# Task description:
Each record is to be printed again precisely as it reads.

#### Material provided ####

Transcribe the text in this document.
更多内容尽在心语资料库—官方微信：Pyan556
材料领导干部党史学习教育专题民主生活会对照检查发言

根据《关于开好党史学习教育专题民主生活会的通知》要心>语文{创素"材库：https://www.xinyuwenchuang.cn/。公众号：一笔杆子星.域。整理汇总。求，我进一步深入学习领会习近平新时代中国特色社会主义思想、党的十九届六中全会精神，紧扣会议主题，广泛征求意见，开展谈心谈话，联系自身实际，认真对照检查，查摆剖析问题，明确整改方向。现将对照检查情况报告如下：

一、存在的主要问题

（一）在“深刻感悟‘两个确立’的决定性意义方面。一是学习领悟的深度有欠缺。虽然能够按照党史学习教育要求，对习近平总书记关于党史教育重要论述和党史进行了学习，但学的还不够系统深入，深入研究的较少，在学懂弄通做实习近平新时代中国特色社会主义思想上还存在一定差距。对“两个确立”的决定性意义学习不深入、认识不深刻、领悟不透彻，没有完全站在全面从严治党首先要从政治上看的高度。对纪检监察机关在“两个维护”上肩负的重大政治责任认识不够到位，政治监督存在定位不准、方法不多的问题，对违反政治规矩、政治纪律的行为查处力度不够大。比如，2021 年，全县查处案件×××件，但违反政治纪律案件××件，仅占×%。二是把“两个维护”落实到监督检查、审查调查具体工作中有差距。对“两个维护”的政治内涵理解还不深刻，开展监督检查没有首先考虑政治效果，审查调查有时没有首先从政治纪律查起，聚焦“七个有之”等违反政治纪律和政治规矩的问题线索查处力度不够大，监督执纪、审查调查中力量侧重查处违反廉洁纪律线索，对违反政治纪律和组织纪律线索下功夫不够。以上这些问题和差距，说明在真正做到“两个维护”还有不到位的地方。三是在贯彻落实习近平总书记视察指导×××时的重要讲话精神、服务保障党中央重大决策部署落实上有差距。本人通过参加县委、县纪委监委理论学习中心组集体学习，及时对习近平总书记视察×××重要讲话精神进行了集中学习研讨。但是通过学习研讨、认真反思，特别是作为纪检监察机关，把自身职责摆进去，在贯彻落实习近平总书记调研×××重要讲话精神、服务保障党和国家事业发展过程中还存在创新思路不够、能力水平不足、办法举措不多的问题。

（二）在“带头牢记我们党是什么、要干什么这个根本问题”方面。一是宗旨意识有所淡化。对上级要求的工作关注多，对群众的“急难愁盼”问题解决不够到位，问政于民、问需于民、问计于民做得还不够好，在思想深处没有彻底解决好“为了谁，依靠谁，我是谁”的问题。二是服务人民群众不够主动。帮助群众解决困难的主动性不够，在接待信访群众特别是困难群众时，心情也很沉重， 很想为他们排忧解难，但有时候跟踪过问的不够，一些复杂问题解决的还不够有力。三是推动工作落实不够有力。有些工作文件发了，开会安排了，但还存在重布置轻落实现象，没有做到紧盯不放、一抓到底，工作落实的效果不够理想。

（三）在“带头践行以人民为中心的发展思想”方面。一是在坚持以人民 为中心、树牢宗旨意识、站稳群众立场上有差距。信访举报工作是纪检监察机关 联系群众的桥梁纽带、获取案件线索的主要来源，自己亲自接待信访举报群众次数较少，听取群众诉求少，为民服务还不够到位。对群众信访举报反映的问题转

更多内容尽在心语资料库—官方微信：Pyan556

####

# Solution for this problem:
Transcribe the text in this document.
更多内容尽在心语资料库—官方微信：Pyan556
材料领导干部党史学习教育专题民主生活会对照检查发言

根据《关于开好党史学习教育专题民主生活会的通知》要心>语文{创素"材库：https://www.xinyuwenchuang.cn/。公众号：一笔杆子星.域。整理汇总。求，我进一步深入学习领会习近平新时代中国特色社会主义思想、党的十九届六中全会精神，紧扣会议主题，广泛征求意见，开展谈心谈话，联系自身实际，认真对照检查，查摆剖析问题，明确整改方向。现将对照检查情况报告如下：

一、存在的主要问题

（一）在“深刻感悟‘两个确立’的决定性意义方面。一是学习领悟的深度有欠缺。虽然能够按照党史学习教育要求，对习近平总书记关于党史教育重要论述和党史进行了学习，但学的还不够系统深入，深入研究的较少，在学懂弄通做实习近平新时代中国特色社会主义思想上还存在一定差距。对“两个确立”的决定性意义学习不深入、认识不深刻、领悟不透彻，没有完全站在全面从严治党首先要从政治上看的高度。对纪检监察机关在“两个维护”上肩负的重大政治责任认识不够到位，政治监督存在定位不准、方法不多的问题，对违反政治规矩、政治纪律的行为查处力度不够大。比如，2021 年，全县查处案件×××件，但违反政治纪律案件××件，仅占×%。二是把“两个维护”落实到监督检查、审查调查具体工作中有差距。对“两个维护”的政治内涵理解还不深刻，开展监督检查没有首先考虑政治效果，审查调查有时没有首先从政治纪律查起，聚焦“七个有之”等违反政治纪律和政治规矩的问题线索查处力度不够大，监督执纪、审查调查中力量侧重查处违反廉洁纪律线索，对违反政治纪律和组织纪律线索下功夫不够。以上这些问题和差距，说明在真正做到“两个维护”还有不到位的地方。三是在贯彻落实习近平总书记视察指导×××时的重要讲话精神、服务保障党中央重大决策部署落实上有差距。本人通过参加县委、县纪委监委理论学习中心组集体学习，及时对习近平总书记视察×××重要讲话精神进行了集中学习研讨。但是通过学习研讨、认真反思，特别是作为纪检监察机关，把自身职责摆进去，在贯彻落实习近平总书记调研×××重要讲话精神、服务保障党和国家事业发展过程中还存在创新思路不够、能力水平不足、办法举措不多的问题。

（二）在“带头牢记我们党是什么、要干什么这个根本问题”方面。一是宗旨意识有所淡化。对上级要求的工作关注多，对群众的“急难愁盼”问题解决不够到位，问政于民、问需于民、问计于民做得还不够好，在思想深处没有彻底解决好“为了谁，依靠谁，我是谁”的问题。二是服务人民群众不够主动。帮助群众解决困难的主动性不够，在接待信访群众特别是困难群众时，心情也很沉重， 很想为他们排忧解难，但有时候跟踪过问的不够，一些复杂问题解决的还不够有力。三是推动工作落实不够有力。有些工作文件发了，开会安排了，但还存在重布置轻落实现象，没有做到紧盯不放、一抓到底，工作落实的效果不够理想。

（三）在“带头践行以人民为中心的发展思想”方面。一是在坚持以人民 为中心、树牢宗旨意识、站稳群众立场上有差距。信访举报工作是纪检监察机关 联系群众的桥梁纽带、获取案件线索的主要来源，自己亲自接待信访举报群众次数较少，听取群众诉求少，为民服务还不够到位。对群众信访举报反映的问题转

更多内容尽在心语资料库—官方微信：Pyan556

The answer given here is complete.